In this document, we outline the design decisions that have steered the
development strategies of the {cleanepi} R package, along with the rationale
behind each decision and the potential advantages and disadvantages associated
with them.

## Design decisions

The {cleanepi} R package is designed to offer functional programming-style data
cleansing tasks. To streamline the organization of data cleaning operations, we
have categorized them into distinct groups referred to as **modules**. These
modules are based on overarching goals derived from commonly anticipated data
cleaning procedures. Each module features a primary function along with
additional helper functions tailored to accomplish specific tasks. It's
important to note that, except for few cases where the outcome from a helper
function can impact on the cleaning task, only the main function of each module
will be exported. This deliberate choice enables users to execute individual
cleaning tasks as needed, enhancing flexibility and usability.

Every function in {cleanepi} is named such that it reflects the action that it
does. Functions with a similar effect have a name that starts with the same
prefix. The current version of the package contains the following semantic
prefixes:

-   `add_` is used to in functions that are made to add something to an existing
    object
-   `correct_` is used to correct existing values
-   `convert_` is used in the two functions that aim at converting values from
    one type to another
-   `standardize_` is used to transform some values for compliance with a
    predefined standard
-   `clean_` is used in `clean_data()` and `clean_using_dictionary()`. It's
    primary used to define functions that operate on multiple columns.
====================
• [WRITTEN EXERCISE A]: From the records, reproduce word for word the lines beginning with the line containing "- grin-smiley-icon: [210, 31, 226, 47]" and ending with the line containing "- browser-version: 5.0: [31, 236, 49, 249]".

[Spatial annotation entries]
====================
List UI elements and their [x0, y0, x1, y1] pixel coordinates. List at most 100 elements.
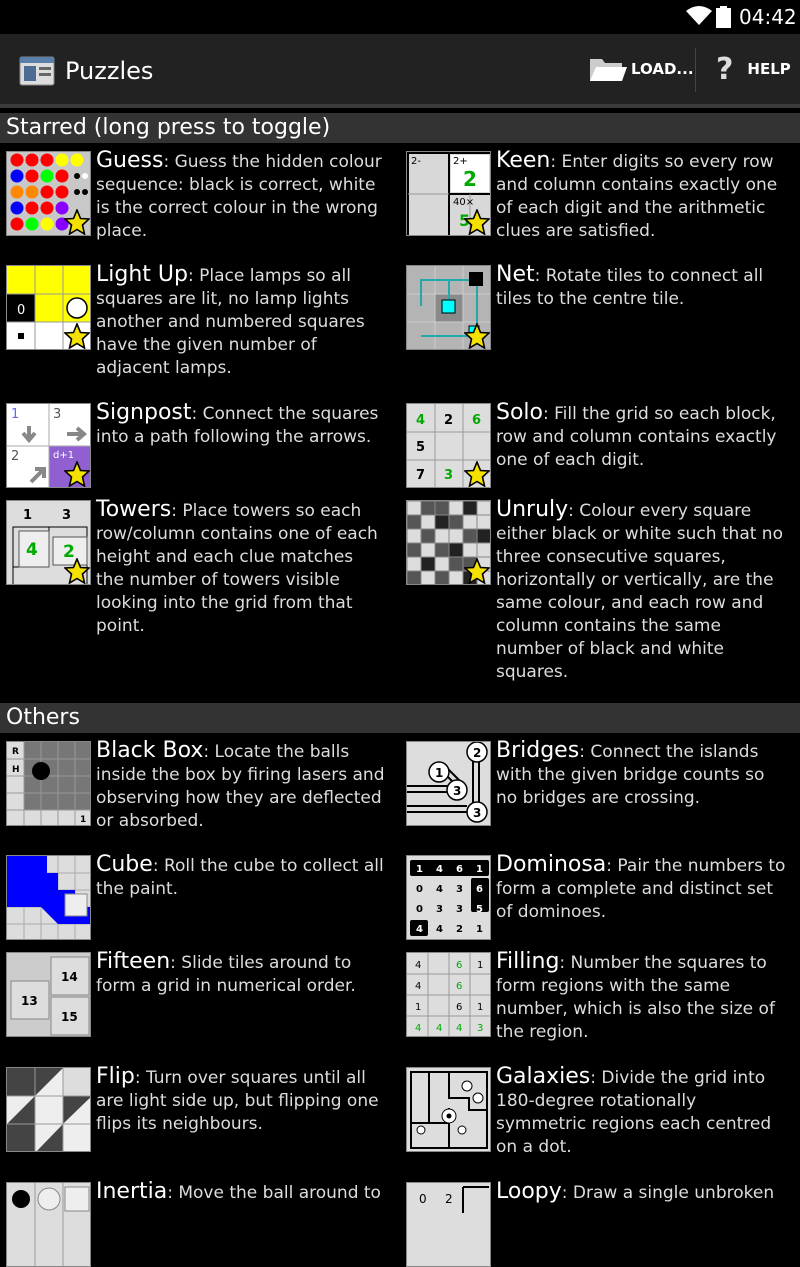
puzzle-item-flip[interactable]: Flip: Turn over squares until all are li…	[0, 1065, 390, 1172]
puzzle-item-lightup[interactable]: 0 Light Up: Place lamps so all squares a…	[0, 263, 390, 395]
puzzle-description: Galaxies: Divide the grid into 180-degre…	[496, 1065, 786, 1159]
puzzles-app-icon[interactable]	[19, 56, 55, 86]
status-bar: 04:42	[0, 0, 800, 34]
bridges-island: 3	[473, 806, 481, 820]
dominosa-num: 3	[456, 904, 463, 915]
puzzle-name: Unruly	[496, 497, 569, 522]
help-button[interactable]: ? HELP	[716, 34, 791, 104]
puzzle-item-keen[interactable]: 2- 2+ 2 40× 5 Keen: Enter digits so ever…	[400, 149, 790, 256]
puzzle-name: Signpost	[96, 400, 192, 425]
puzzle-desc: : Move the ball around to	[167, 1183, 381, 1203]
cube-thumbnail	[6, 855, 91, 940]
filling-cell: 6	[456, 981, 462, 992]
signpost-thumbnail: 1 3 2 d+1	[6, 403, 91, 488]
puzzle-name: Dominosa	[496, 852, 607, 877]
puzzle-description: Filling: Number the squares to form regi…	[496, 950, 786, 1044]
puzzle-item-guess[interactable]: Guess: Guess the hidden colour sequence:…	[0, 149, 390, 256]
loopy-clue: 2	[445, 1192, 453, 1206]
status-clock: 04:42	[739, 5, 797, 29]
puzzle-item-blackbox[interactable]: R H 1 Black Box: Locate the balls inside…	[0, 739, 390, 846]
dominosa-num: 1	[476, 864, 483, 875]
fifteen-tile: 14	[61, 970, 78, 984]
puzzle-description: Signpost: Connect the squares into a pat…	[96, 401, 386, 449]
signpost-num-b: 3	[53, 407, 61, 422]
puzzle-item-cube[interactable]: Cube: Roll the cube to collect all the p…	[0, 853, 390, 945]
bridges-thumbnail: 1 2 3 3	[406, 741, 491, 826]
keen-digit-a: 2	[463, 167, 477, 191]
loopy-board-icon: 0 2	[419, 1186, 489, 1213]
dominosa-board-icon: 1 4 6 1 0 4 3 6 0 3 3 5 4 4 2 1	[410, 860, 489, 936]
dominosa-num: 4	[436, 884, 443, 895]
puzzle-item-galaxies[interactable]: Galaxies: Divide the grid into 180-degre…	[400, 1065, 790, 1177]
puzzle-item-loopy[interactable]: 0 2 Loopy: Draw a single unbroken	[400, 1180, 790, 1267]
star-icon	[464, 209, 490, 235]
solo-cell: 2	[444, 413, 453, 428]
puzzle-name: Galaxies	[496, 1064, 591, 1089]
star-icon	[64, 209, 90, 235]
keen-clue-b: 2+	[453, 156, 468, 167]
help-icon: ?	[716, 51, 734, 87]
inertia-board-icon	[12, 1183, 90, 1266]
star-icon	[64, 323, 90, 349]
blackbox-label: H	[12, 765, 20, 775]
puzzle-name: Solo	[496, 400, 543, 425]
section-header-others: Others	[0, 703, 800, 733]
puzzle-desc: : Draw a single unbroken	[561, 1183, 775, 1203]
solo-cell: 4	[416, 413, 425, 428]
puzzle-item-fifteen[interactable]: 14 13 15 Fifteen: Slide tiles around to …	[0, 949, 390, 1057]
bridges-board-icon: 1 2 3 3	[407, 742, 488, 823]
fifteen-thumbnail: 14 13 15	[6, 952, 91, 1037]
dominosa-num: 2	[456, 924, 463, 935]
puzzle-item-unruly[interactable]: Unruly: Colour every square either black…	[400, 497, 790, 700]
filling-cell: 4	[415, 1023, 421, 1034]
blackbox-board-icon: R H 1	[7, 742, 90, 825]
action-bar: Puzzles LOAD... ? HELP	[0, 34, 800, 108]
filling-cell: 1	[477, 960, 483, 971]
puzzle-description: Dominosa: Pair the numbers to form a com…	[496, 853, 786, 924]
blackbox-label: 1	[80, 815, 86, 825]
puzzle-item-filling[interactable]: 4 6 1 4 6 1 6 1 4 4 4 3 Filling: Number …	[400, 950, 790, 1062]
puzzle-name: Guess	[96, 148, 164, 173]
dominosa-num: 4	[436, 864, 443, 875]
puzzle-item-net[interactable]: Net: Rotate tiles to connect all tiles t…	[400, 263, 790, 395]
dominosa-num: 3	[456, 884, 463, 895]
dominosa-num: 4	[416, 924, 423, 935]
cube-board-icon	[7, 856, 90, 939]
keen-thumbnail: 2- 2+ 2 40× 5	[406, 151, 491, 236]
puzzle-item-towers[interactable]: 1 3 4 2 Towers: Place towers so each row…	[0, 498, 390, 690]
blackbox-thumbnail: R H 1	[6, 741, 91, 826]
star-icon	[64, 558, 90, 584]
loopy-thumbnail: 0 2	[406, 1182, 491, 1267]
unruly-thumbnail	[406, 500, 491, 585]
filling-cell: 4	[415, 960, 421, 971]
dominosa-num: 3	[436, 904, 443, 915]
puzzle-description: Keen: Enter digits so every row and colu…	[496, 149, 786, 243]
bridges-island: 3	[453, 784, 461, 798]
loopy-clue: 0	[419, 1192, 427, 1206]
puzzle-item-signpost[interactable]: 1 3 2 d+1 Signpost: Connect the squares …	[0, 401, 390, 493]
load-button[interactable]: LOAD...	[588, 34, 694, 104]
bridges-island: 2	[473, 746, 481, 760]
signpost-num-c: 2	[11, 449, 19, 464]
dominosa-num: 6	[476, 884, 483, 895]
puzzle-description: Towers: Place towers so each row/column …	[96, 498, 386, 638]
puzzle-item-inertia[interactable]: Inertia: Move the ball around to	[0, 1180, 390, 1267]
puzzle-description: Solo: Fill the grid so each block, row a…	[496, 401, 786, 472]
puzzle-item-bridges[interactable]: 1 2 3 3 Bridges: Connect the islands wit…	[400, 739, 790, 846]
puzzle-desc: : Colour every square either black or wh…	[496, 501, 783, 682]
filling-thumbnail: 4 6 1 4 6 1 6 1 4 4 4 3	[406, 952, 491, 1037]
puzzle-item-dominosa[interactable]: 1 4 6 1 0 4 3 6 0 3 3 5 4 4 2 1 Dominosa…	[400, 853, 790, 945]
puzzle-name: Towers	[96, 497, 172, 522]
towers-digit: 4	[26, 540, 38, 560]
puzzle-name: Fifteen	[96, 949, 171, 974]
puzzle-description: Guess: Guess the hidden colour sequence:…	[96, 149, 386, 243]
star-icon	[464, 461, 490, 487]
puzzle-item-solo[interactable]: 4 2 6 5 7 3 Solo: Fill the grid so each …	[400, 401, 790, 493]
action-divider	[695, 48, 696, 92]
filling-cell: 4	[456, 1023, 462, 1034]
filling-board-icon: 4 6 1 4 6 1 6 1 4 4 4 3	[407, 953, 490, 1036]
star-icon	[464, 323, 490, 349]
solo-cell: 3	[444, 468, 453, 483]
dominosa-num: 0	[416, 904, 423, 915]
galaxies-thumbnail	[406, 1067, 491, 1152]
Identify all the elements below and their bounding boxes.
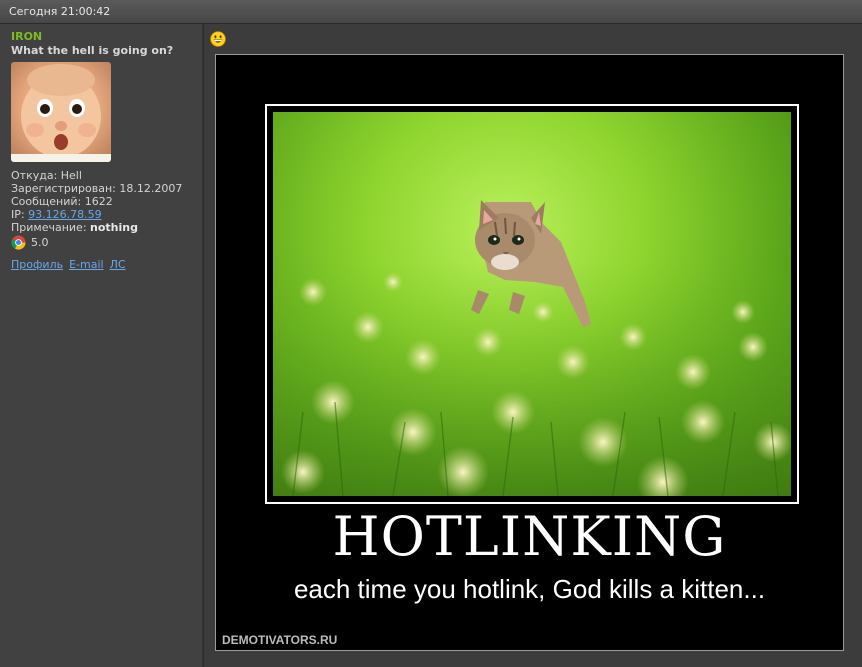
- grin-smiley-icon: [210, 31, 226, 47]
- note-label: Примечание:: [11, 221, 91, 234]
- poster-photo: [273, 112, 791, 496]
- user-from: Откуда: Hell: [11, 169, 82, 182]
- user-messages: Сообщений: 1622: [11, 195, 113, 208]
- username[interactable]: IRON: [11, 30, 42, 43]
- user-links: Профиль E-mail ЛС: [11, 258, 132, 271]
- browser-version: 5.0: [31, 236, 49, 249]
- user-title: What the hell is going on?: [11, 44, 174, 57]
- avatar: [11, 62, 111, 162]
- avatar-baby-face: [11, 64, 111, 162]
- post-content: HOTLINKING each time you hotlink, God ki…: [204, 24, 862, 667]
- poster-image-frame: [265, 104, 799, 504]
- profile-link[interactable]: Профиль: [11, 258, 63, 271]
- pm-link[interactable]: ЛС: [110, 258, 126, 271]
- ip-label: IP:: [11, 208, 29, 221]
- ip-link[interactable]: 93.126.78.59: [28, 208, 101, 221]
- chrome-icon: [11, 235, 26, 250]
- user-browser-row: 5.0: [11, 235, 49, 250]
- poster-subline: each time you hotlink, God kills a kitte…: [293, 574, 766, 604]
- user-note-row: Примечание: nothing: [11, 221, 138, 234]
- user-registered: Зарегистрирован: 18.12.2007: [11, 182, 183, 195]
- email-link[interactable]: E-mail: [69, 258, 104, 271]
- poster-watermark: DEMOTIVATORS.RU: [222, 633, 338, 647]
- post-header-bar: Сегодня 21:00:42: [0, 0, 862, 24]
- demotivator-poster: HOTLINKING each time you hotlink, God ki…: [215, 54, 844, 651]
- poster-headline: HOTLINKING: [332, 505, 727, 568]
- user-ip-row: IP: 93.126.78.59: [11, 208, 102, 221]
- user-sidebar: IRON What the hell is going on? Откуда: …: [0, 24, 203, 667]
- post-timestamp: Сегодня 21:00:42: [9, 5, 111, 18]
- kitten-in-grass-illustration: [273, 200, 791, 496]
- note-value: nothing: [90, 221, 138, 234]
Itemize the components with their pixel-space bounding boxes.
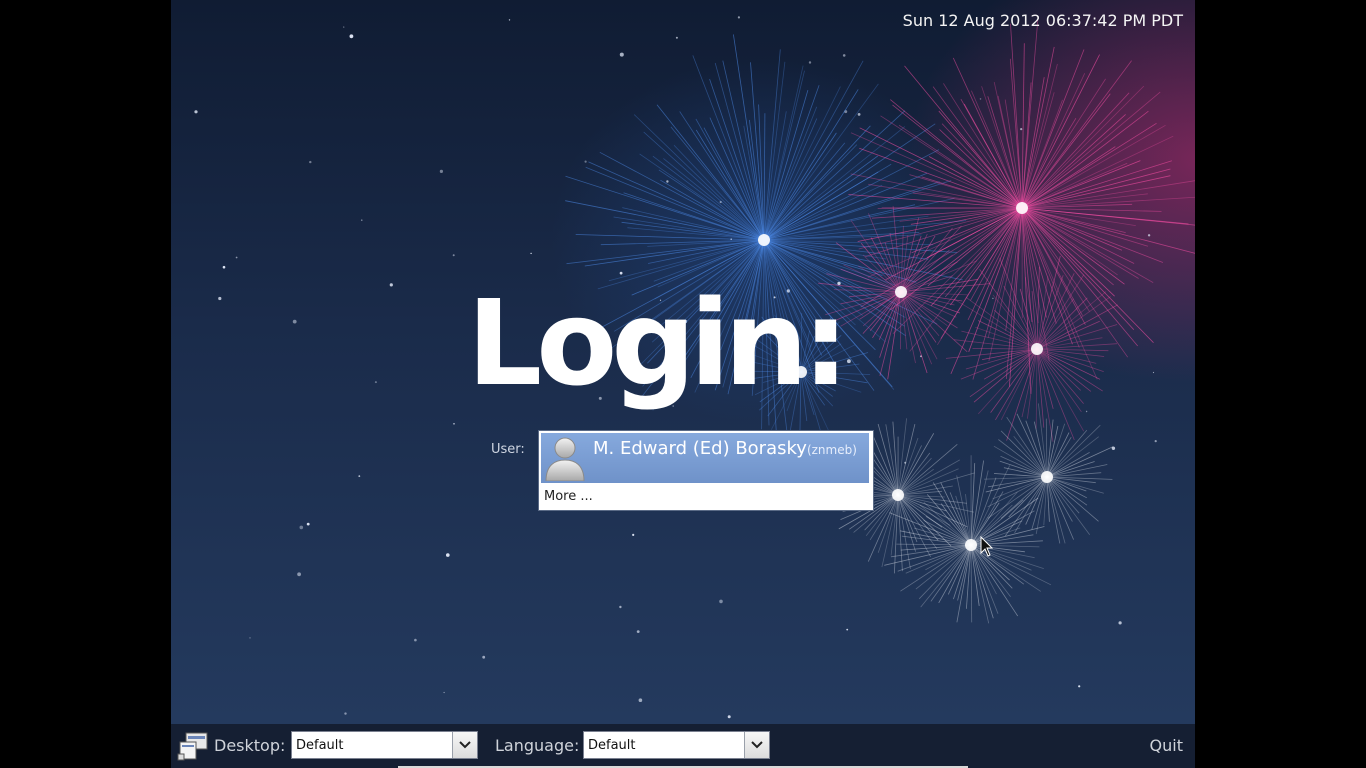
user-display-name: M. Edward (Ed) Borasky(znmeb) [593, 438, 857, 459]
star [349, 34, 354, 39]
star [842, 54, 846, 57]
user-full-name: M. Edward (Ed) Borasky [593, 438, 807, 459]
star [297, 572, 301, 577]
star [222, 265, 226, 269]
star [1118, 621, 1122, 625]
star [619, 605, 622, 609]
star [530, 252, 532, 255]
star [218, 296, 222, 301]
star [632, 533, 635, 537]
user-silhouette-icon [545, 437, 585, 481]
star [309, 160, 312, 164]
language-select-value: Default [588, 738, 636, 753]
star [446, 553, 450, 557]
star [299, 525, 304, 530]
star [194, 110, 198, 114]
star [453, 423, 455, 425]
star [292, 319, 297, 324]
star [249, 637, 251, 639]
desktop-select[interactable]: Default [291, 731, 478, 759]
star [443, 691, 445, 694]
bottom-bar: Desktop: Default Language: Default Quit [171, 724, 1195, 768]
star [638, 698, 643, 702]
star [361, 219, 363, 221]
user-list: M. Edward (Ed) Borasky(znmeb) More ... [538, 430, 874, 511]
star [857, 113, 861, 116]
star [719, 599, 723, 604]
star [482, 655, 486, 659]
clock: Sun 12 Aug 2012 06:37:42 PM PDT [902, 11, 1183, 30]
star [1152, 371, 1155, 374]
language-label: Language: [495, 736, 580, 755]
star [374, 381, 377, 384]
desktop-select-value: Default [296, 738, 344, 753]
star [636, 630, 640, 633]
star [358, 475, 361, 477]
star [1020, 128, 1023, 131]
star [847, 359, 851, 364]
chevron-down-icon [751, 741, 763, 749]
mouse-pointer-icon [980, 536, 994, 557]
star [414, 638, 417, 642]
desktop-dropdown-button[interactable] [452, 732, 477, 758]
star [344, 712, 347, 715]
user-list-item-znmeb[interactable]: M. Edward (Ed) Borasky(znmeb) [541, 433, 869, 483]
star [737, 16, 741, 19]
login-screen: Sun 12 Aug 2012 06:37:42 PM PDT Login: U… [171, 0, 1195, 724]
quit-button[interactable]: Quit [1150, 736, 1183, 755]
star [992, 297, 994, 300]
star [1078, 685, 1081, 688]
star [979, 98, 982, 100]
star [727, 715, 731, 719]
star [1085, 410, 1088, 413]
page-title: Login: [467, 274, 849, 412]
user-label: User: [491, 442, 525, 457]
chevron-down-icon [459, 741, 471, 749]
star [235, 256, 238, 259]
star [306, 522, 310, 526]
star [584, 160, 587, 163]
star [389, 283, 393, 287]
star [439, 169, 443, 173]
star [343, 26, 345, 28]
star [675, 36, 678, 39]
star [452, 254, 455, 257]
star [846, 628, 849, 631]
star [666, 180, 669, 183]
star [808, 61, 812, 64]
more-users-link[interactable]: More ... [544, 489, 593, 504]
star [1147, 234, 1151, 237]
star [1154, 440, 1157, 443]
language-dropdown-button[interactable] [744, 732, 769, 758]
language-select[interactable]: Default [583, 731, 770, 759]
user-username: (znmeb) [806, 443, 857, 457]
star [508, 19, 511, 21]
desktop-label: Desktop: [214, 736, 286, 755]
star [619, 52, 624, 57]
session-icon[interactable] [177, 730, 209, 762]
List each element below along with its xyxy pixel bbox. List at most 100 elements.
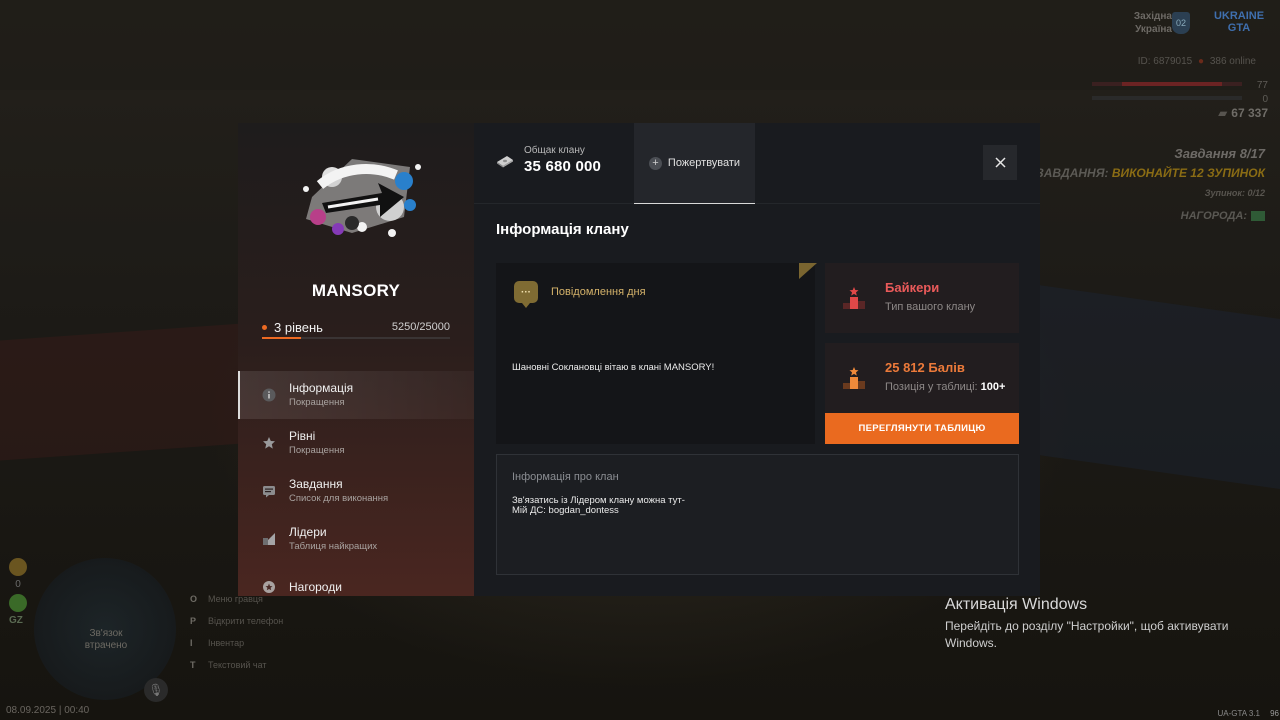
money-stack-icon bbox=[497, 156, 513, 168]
====================
• [WRITTEN EXERCISE B]:
Answer these questions about the {cleanepi} design text:
(i) What name is given to the distinct groups into which data cleaning operations are categorized?
(ii) Which prefix is used for functions that correct existing values?
(iii) Which two functions use the `clean_` prefix?

• [EXERCISE OUTPUT A]:
- grin-smiley-icon: [210, 31, 226, 47]
- note-label: Примечание:: [11, 221, 91, 234]
- poster-photo: [273, 112, 791, 496]
- user-from: Откуда: Hell: [11, 169, 82, 182]
- user-messages: Сообщений: 1622: [11, 195, 113, 208]
- username[interactable]: IRON: [11, 30, 42, 43]
- user-links: Профиль E-mail ЛС: [11, 258, 132, 271]
- browser-version: 5.0: [31, 236, 49, 249]

• [EXERCISE OUTPUT B]:
(i) Modules
(ii) `correct_`
(iii) `clean_data()` and `clean_using_dictionary()`